(Dataset items)
^^^^
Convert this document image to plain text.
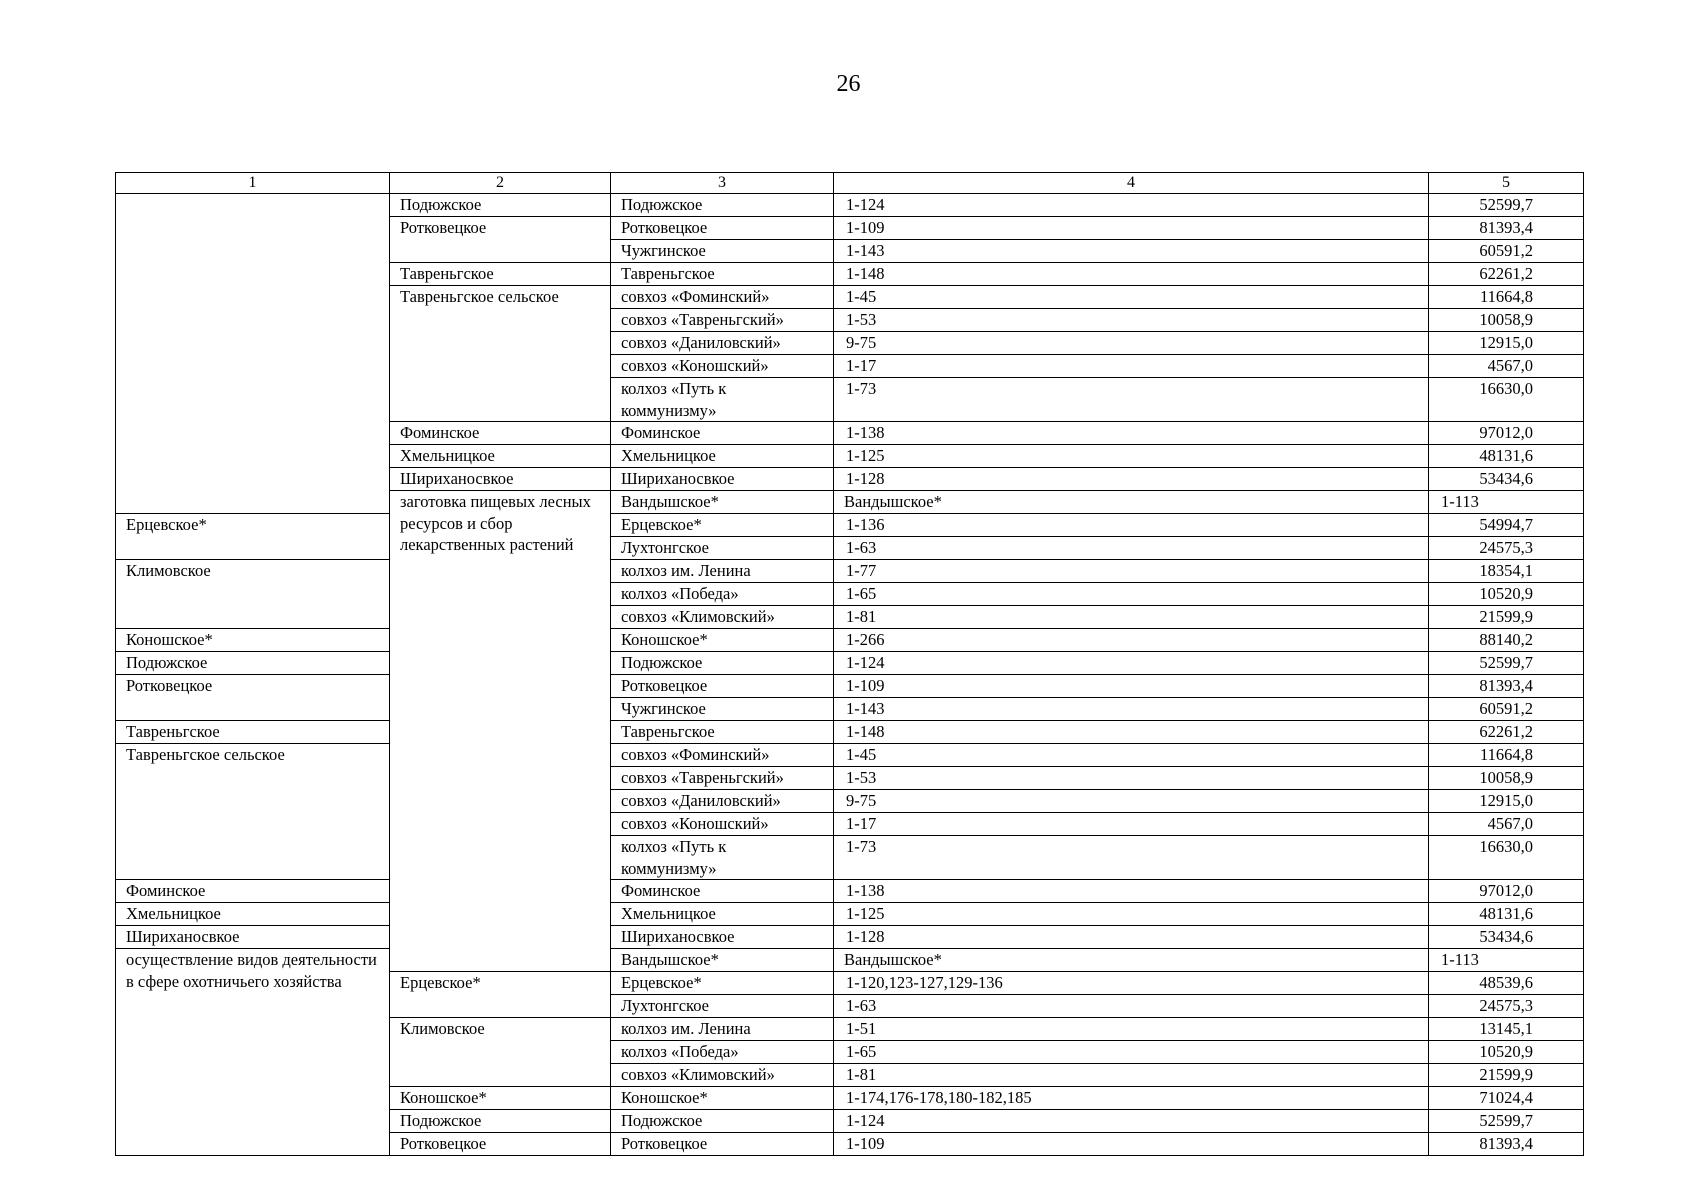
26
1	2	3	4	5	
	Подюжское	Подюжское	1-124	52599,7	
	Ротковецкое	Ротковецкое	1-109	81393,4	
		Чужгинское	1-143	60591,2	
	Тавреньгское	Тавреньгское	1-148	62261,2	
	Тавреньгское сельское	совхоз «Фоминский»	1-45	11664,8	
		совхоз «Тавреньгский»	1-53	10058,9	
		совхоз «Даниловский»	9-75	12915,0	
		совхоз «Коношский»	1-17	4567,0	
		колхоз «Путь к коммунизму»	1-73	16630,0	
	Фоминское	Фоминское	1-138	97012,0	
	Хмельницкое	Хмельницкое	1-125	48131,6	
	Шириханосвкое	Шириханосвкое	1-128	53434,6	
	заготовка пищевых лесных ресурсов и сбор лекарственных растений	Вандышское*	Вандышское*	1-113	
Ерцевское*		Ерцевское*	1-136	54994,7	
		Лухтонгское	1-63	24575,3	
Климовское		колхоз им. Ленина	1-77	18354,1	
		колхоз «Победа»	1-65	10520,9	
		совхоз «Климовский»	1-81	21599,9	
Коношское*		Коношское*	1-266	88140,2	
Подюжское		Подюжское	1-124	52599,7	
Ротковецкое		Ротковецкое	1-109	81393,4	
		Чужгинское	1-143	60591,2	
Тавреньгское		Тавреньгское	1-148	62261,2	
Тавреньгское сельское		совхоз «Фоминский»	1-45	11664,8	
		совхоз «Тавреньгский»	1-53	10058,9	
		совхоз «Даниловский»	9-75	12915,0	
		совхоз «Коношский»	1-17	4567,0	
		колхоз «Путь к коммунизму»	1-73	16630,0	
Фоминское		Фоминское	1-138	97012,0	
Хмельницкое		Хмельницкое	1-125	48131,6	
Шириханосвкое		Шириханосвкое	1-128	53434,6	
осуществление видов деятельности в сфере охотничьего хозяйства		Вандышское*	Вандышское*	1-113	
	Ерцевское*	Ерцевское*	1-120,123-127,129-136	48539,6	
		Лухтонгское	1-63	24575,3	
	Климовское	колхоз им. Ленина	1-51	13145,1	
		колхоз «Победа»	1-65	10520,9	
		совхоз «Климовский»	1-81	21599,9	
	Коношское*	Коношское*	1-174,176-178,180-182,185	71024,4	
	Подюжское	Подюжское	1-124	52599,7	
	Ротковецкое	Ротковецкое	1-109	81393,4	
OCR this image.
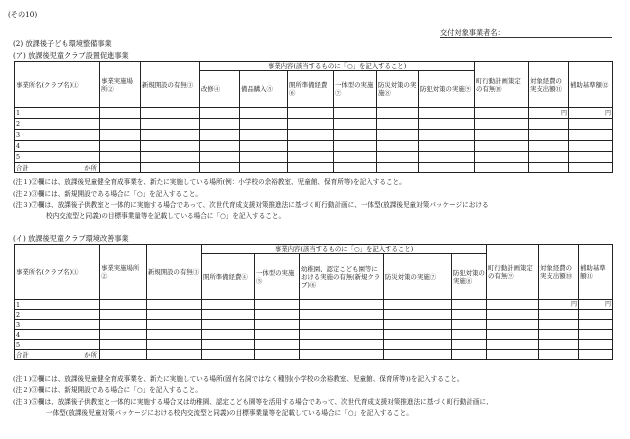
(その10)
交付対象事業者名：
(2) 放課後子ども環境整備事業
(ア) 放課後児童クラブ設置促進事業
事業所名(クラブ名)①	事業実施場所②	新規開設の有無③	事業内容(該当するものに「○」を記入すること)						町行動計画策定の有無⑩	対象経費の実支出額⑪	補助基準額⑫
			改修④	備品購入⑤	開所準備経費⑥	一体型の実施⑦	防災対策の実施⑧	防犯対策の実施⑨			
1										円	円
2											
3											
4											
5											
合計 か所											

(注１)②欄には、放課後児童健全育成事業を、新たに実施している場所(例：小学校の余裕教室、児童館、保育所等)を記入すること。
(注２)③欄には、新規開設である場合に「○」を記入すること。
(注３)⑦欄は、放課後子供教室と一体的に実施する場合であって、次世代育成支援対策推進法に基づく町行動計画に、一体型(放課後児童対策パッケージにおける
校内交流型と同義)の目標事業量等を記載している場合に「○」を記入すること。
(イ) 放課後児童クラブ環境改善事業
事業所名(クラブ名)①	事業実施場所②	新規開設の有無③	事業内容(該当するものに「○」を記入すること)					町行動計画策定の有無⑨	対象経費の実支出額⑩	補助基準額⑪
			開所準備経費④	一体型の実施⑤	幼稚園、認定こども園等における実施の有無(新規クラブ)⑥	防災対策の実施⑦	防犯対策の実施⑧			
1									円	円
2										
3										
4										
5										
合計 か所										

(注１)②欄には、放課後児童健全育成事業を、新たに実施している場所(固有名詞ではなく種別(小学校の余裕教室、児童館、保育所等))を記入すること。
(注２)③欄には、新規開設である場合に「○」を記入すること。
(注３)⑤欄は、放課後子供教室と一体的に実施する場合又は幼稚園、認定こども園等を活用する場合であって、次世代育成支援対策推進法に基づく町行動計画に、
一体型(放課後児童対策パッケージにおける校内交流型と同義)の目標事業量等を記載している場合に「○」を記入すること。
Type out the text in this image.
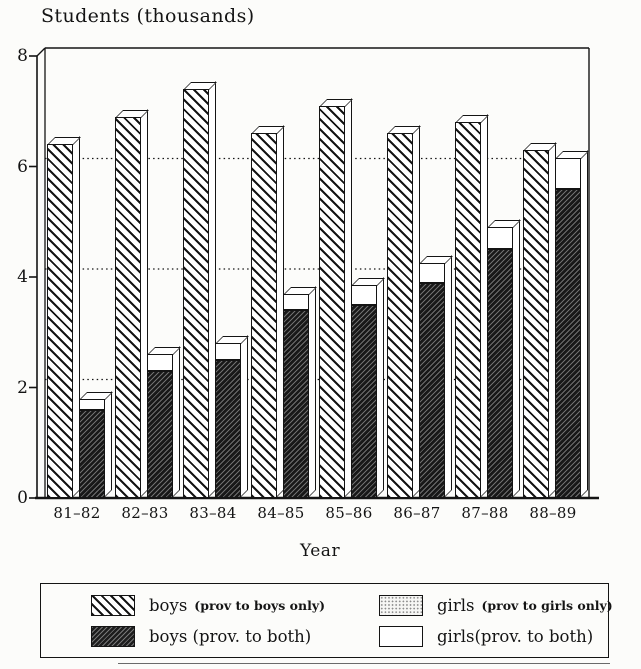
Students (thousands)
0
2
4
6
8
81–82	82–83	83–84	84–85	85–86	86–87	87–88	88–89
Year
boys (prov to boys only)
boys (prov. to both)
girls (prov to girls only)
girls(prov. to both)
^^^^
▸ **Description of the task**
From the records given above, reproduce all text exactly and exclude each picture.

▸ **Worked answer**
Convert this document image to plain text.
26
1	2	3	4	5	
	Подюжское	Подюжское	1-124	52599,7	
	Ротковецкое	Ротковецкое	1-109	81393,4	
		Чужгинское	1-143	60591,2	
	Тавреньгское	Тавреньгское	1-148	62261,2	
	Тавреньгское сельское	совхоз «Фоминский»	1-45	11664,8	
		совхоз «Тавреньгский»	1-53	10058,9	
		совхоз «Даниловский»	9-75	12915,0	
		совхоз «Коношский»	1-17	4567,0	
		колхоз «Путь к коммунизму»	1-73	16630,0	
	Фоминское	Фоминское	1-138	97012,0	
	Хмельницкое	Хмельницкое	1-125	48131,6	
	Шириханосвкое	Шириханосвкое	1-128	53434,6	
	заготовка пищевых лесных ресурсов и сбор лекарственных растений	Вандышское*	Вандышское*	1-113	
Ерцевское*		Ерцевское*	1-136	54994,7	
		Лухтонгское	1-63	24575,3	
Климовское		колхоз им. Ленина	1-77	18354,1	
		колхоз «Победа»	1-65	10520,9	
		совхоз «Климовский»	1-81	21599,9	
Коношское*		Коношское*	1-266	88140,2	
Подюжское		Подюжское	1-124	52599,7	
Ротковецкое		Ротковецкое	1-109	81393,4	
		Чужгинское	1-143	60591,2	
Тавреньгское		Тавреньгское	1-148	62261,2	
Тавреньгское сельское		совхоз «Фоминский»	1-45	11664,8	
		совхоз «Тавреньгский»	1-53	10058,9	
		совхоз «Даниловский»	9-75	12915,0	
		совхоз «Коношский»	1-17	4567,0	
		колхоз «Путь к коммунизму»	1-73	16630,0	
Фоминское		Фоминское	1-138	97012,0	
Хмельницкое		Хмельницкое	1-125	48131,6	
Шириханосвкое		Шириханосвкое	1-128	53434,6	
осуществление видов деятельности в сфере охотничьего хозяйства		Вандышское*	Вандышское*	1-113	
	Ерцевское*	Ерцевское*	1-120,123-127,129-136	48539,6	
		Лухтонгское	1-63	24575,3	
	Климовское	колхоз им. Ленина	1-51	13145,1	
		колхоз «Победа»	1-65	10520,9	
		совхоз «Климовский»	1-81	21599,9	
	Коношское*	Коношское*	1-174,176-178,180-182,185	71024,4	
	Подюжское	Подюжское	1-124	52599,7	
	Ротковецкое	Ротковецкое	1-109	81393,4	
OCR this image.
(その10)
交付対象事業者名：
(2) 放課後子ども環境整備事業
(ア) 放課後児童クラブ設置促進事業
事業所名(クラブ名)①	事業実施場所②	新規開設の有無③	事業内容(該当するものに「○」を記入すること)						町行動計画策定の有無⑩	対象経費の実支出額⑪	補助基準額⑫
			改修④	備品購入⑤	開所準備経費⑥	一体型の実施⑦	防災対策の実施⑧	防犯対策の実施⑨			
1										円	円
2											
3											
4											
5											
合計 か所											

(注１)②欄には、放課後児童健全育成事業を、新たに実施している場所(例：小学校の余裕教室、児童館、保育所等)を記入すること。
(注２)③欄には、新規開設である場合に「○」を記入すること。
(注３)⑦欄は、放課後子供教室と一体的に実施する場合であって、次世代育成支援対策推進法に基づく町行動計画に、一体型(放課後児童対策パッケージにおける
校内交流型と同義)の目標事業量等を記載している場合に「○」を記入すること。
(イ) 放課後児童クラブ環境改善事業
事業所名(クラブ名)①	事業実施場所②	新規開設の有無③	事業内容(該当するものに「○」を記入すること)					町行動計画策定の有無⑨	対象経費の実支出額⑩	補助基準額⑪
			開所準備経費④	一体型の実施⑤	幼稚園、認定こども園等における実施の有無(新規クラブ)⑥	防災対策の実施⑦	防犯対策の実施⑧			
1									円	円
2										
3										
4										
5										
合計 か所										

(注１)②欄には、放課後児童健全育成事業を、新たに実施している場所(固有名詞ではなく種別(小学校の余裕教室、児童館、保育所等))を記入すること。
(注２)③欄には、新規開設である場合に「○」を記入すること。
(注３)⑤欄は、放課後子供教室と一体的に実施する場合又は幼稚園、認定こども園等を活用する場合であって、次世代育成支援対策推進法に基づく町行動計画に、
一体型(放課後児童対策パッケージにおける校内交流型と同義)の目標事業量等を記載している場合に「○」を記入すること。
Type out the text in this image.
Students (thousands)
0
2
4
6
8
81–82	82–83	83–84	84–85	85–86	86–87	87–88	88–89
Year
boys (prov to boys only)
boys (prov. to both)
girls (prov to girls only)
girls(prov. to both)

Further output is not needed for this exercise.